GOAL ▸ Without the pictures, write out all the lines below exactly as they appear.

--- BEGIN SUPPLIED RECORDS ---

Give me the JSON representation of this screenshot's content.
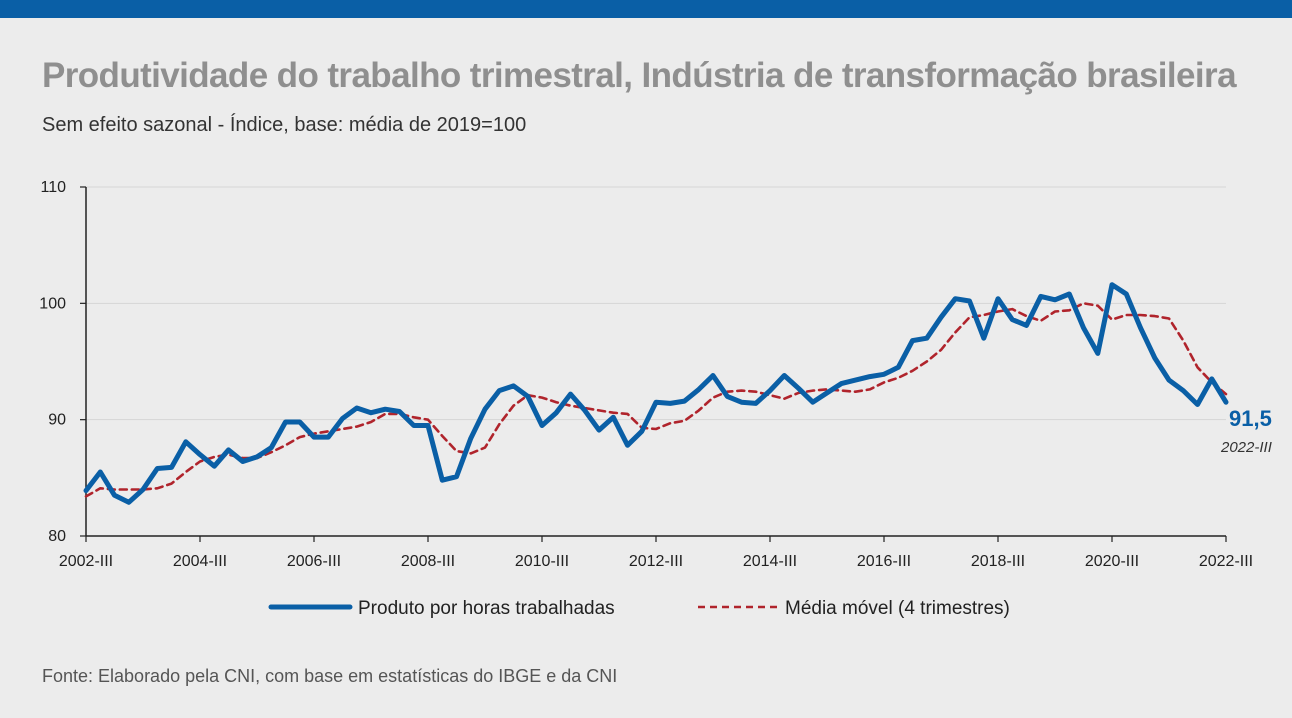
{
  "header": {
    "title": "Produtividade do trabalho trimestral, Indústria de transformação brasileira",
    "subtitle": "Sem efeito sazonal - Índice, base: média de 2019=100",
    "source": "Fonte: Elaborado pela CNI, com base em estatísticas do IBGE e da CNI"
  },
  "colors": {
    "accent_bar": "#0a5fa6",
    "series_main": "#0a5fa6",
    "series_avg": "#b0242c",
    "grid": "#d6d6d6"
  },
  "chart_data": {
    "type": "line",
    "title": "Produtividade do trabalho trimestral, Indústria de transformação brasileira",
    "subtitle": "Sem efeito sazonal - Índice, base: média de 2019=100",
    "xlabel": "",
    "ylabel": "",
    "ylim": [
      80,
      110
    ],
    "yticks": [
      "80",
      "90",
      "100",
      "110"
    ],
    "grid": true,
    "legend_position": "bottom",
    "x": [
      "2002-III",
      "2002-IV",
      "2003-I",
      "2003-II",
      "2003-III",
      "2003-IV",
      "2004-I",
      "2004-II",
      "2004-III",
      "2004-IV",
      "2005-I",
      "2005-II",
      "2005-III",
      "2005-IV",
      "2006-I",
      "2006-II",
      "2006-III",
      "2006-IV",
      "2007-I",
      "2007-II",
      "2007-III",
      "2007-IV",
      "2008-I",
      "2008-II",
      "2008-III",
      "2008-IV",
      "2009-I",
      "2009-II",
      "2009-III",
      "2009-IV",
      "2010-I",
      "2010-II",
      "2010-III",
      "2010-IV",
      "2011-I",
      "2011-II",
      "2011-III",
      "2011-IV",
      "2012-I",
      "2012-II",
      "2012-III",
      "2012-IV",
      "2013-I",
      "2013-II",
      "2013-III",
      "2013-IV",
      "2014-I",
      "2014-II",
      "2014-III",
      "2014-IV",
      "2015-I",
      "2015-II",
      "2015-III",
      "2015-IV",
      "2016-I",
      "2016-II",
      "2016-III",
      "2016-IV",
      "2017-I",
      "2017-II",
      "2017-III",
      "2017-IV",
      "2018-I",
      "2018-II",
      "2018-III",
      "2018-IV",
      "2019-I",
      "2019-II",
      "2019-III",
      "2019-IV",
      "2020-I",
      "2020-II",
      "2020-III",
      "2020-IV",
      "2021-I",
      "2021-II",
      "2021-III",
      "2021-IV",
      "2022-I",
      "2022-II",
      "2022-III"
    ],
    "xtick_labels": [
      "2002-III",
      "2004-III",
      "2006-III",
      "2008-III",
      "2010-III",
      "2012-III",
      "2014-III",
      "2016-III",
      "2018-III",
      "2020-III",
      "2022-III"
    ],
    "series": [
      {
        "name": "Produto por horas trabalhadas",
        "style": "solid",
        "values": [
          83.9,
          85.5,
          83.5,
          82.9,
          84.0,
          85.8,
          85.9,
          88.1,
          87.0,
          86.0,
          87.4,
          86.4,
          86.8,
          87.6,
          89.8,
          89.8,
          88.5,
          88.5,
          90.1,
          91.0,
          90.6,
          90.9,
          90.7,
          89.5,
          89.5,
          84.8,
          85.1,
          88.4,
          90.9,
          92.5,
          92.9,
          92.0,
          89.5,
          90.6,
          92.2,
          90.8,
          89.1,
          90.2,
          87.8,
          89.0,
          91.5,
          91.4,
          91.6,
          92.6,
          93.8,
          92.0,
          91.5,
          91.4,
          92.5,
          93.8,
          92.7,
          91.5,
          92.3,
          93.1,
          93.4,
          93.7,
          93.9,
          94.5,
          96.8,
          97.0,
          98.8,
          100.4,
          100.2,
          97.0,
          100.4,
          98.6,
          98.1,
          100.6,
          100.3,
          100.8,
          97.9,
          95.7,
          101.6,
          100.8,
          97.9,
          95.3,
          93.4,
          92.5,
          91.3,
          93.5,
          91.5
        ]
      },
      {
        "name": "Média móvel (4 trimestres)",
        "style": "dashed",
        "values": [
          83.4,
          84.1,
          84.0,
          84.0,
          84.0,
          84.1,
          84.5,
          85.5,
          86.4,
          86.8,
          87.0,
          86.7,
          86.7,
          87.2,
          87.8,
          88.5,
          88.8,
          89.0,
          89.2,
          89.4,
          89.8,
          90.5,
          90.5,
          90.2,
          90.0,
          88.6,
          87.3,
          87.1,
          87.6,
          89.6,
          91.2,
          92.1,
          91.9,
          91.5,
          91.2,
          91.0,
          90.8,
          90.6,
          90.5,
          89.3,
          89.2,
          89.7,
          89.9,
          90.8,
          91.9,
          92.4,
          92.5,
          92.4,
          92.1,
          91.8,
          92.3,
          92.5,
          92.6,
          92.5,
          92.4,
          92.6,
          93.2,
          93.6,
          94.2,
          95.0,
          96.0,
          97.5,
          98.8,
          99.0,
          99.3,
          99.5,
          98.9,
          98.5,
          99.3,
          99.4,
          100.0,
          99.8,
          98.6,
          99.0,
          99.0,
          98.9,
          98.7,
          96.8,
          94.5,
          93.2,
          92.2
        ]
      }
    ],
    "annotation": {
      "value": "91,5",
      "period": "2022-III"
    }
  }
}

--- END SUPPLIED RECORDS ---

FINAL RESULT ▸
Give me the JSON representation of this screenshot's content.
{
  "header": {
    "title": "Produtividade do trabalho trimestral, Indústria de transformação brasileira",
    "subtitle": "Sem efeito sazonal - Índice, base: média de 2019=100",
    "source": "Fonte: Elaborado pela CNI, com base em estatísticas do IBGE e da CNI"
  },
  "colors": {
    "accent_bar": "#0a5fa6",
    "series_main": "#0a5fa6",
    "series_avg": "#b0242c",
    "grid": "#d6d6d6"
  },
  "chart_data": {
    "type": "line",
    "title": "Produtividade do trabalho trimestral, Indústria de transformação brasileira",
    "subtitle": "Sem efeito sazonal - Índice, base: média de 2019=100",
    "xlabel": "",
    "ylabel": "",
    "ylim": [
      80,
      110
    ],
    "yticks": [
      "80",
      "90",
      "100",
      "110"
    ],
    "grid": true,
    "legend_position": "bottom",
    "x": [
      "2002-III",
      "2002-IV",
      "2003-I",
      "2003-II",
      "2003-III",
      "2003-IV",
      "2004-I",
      "2004-II",
      "2004-III",
      "2004-IV",
      "2005-I",
      "2005-II",
      "2005-III",
      "2005-IV",
      "2006-I",
      "2006-II",
      "2006-III",
      "2006-IV",
      "2007-I",
      "2007-II",
      "2007-III",
      "2007-IV",
      "2008-I",
      "2008-II",
      "2008-III",
      "2008-IV",
      "2009-I",
      "2009-II",
      "2009-III",
      "2009-IV",
      "2010-I",
      "2010-II",
      "2010-III",
      "2010-IV",
      "2011-I",
      "2011-II",
      "2011-III",
      "2011-IV",
      "2012-I",
      "2012-II",
      "2012-III",
      "2012-IV",
      "2013-I",
      "2013-II",
      "2013-III",
      "2013-IV",
      "2014-I",
      "2014-II",
      "2014-III",
      "2014-IV",
      "2015-I",
      "2015-II",
      "2015-III",
      "2015-IV",
      "2016-I",
      "2016-II",
      "2016-III",
      "2016-IV",
      "2017-I",
      "2017-II",
      "2017-III",
      "2017-IV",
      "2018-I",
      "2018-II",
      "2018-III",
      "2018-IV",
      "2019-I",
      "2019-II",
      "2019-III",
      "2019-IV",
      "2020-I",
      "2020-II",
      "2020-III",
      "2020-IV",
      "2021-I",
      "2021-II",
      "2021-III",
      "2021-IV",
      "2022-I",
      "2022-II",
      "2022-III"
    ],
    "xtick_labels": [
      "2002-III",
      "2004-III",
      "2006-III",
      "2008-III",
      "2010-III",
      "2012-III",
      "2014-III",
      "2016-III",
      "2018-III",
      "2020-III",
      "2022-III"
    ],
    "series": [
      {
        "name": "Produto por horas trabalhadas",
        "style": "solid",
        "values": [
          83.9,
          85.5,
          83.5,
          82.9,
          84.0,
          85.8,
          85.9,
          88.1,
          87.0,
          86.0,
          87.4,
          86.4,
          86.8,
          87.6,
          89.8,
          89.8,
          88.5,
          88.5,
          90.1,
          91.0,
          90.6,
          90.9,
          90.7,
          89.5,
          89.5,
          84.8,
          85.1,
          88.4,
          90.9,
          92.5,
          92.9,
          92.0,
          89.5,
          90.6,
          92.2,
          90.8,
          89.1,
          90.2,
          87.8,
          89.0,
          91.5,
          91.4,
          91.6,
          92.6,
          93.8,
          92.0,
          91.5,
          91.4,
          92.5,
          93.8,
          92.7,
          91.5,
          92.3,
          93.1,
          93.4,
          93.7,
          93.9,
          94.5,
          96.8,
          97.0,
          98.8,
          100.4,
          100.2,
          97.0,
          100.4,
          98.6,
          98.1,
          100.6,
          100.3,
          100.8,
          97.9,
          95.7,
          101.6,
          100.8,
          97.9,
          95.3,
          93.4,
          92.5,
          91.3,
          93.5,
          91.5
        ]
      },
      {
        "name": "Média móvel (4 trimestres)",
        "style": "dashed",
        "values": [
          83.4,
          84.1,
          84.0,
          84.0,
          84.0,
          84.1,
          84.5,
          85.5,
          86.4,
          86.8,
          87.0,
          86.7,
          86.7,
          87.2,
          87.8,
          88.5,
          88.8,
          89.0,
          89.2,
          89.4,
          89.8,
          90.5,
          90.5,
          90.2,
          90.0,
          88.6,
          87.3,
          87.1,
          87.6,
          89.6,
          91.2,
          92.1,
          91.9,
          91.5,
          91.2,
          91.0,
          90.8,
          90.6,
          90.5,
          89.3,
          89.2,
          89.7,
          89.9,
          90.8,
          91.9,
          92.4,
          92.5,
          92.4,
          92.1,
          91.8,
          92.3,
          92.5,
          92.6,
          92.5,
          92.4,
          92.6,
          93.2,
          93.6,
          94.2,
          95.0,
          96.0,
          97.5,
          98.8,
          99.0,
          99.3,
          99.5,
          98.9,
          98.5,
          99.3,
          99.4,
          100.0,
          99.8,
          98.6,
          99.0,
          99.0,
          98.9,
          98.7,
          96.8,
          94.5,
          93.2,
          92.2
        ]
      }
    ],
    "annotation": {
      "value": "91,5",
      "period": "2022-III"
    }
  }
}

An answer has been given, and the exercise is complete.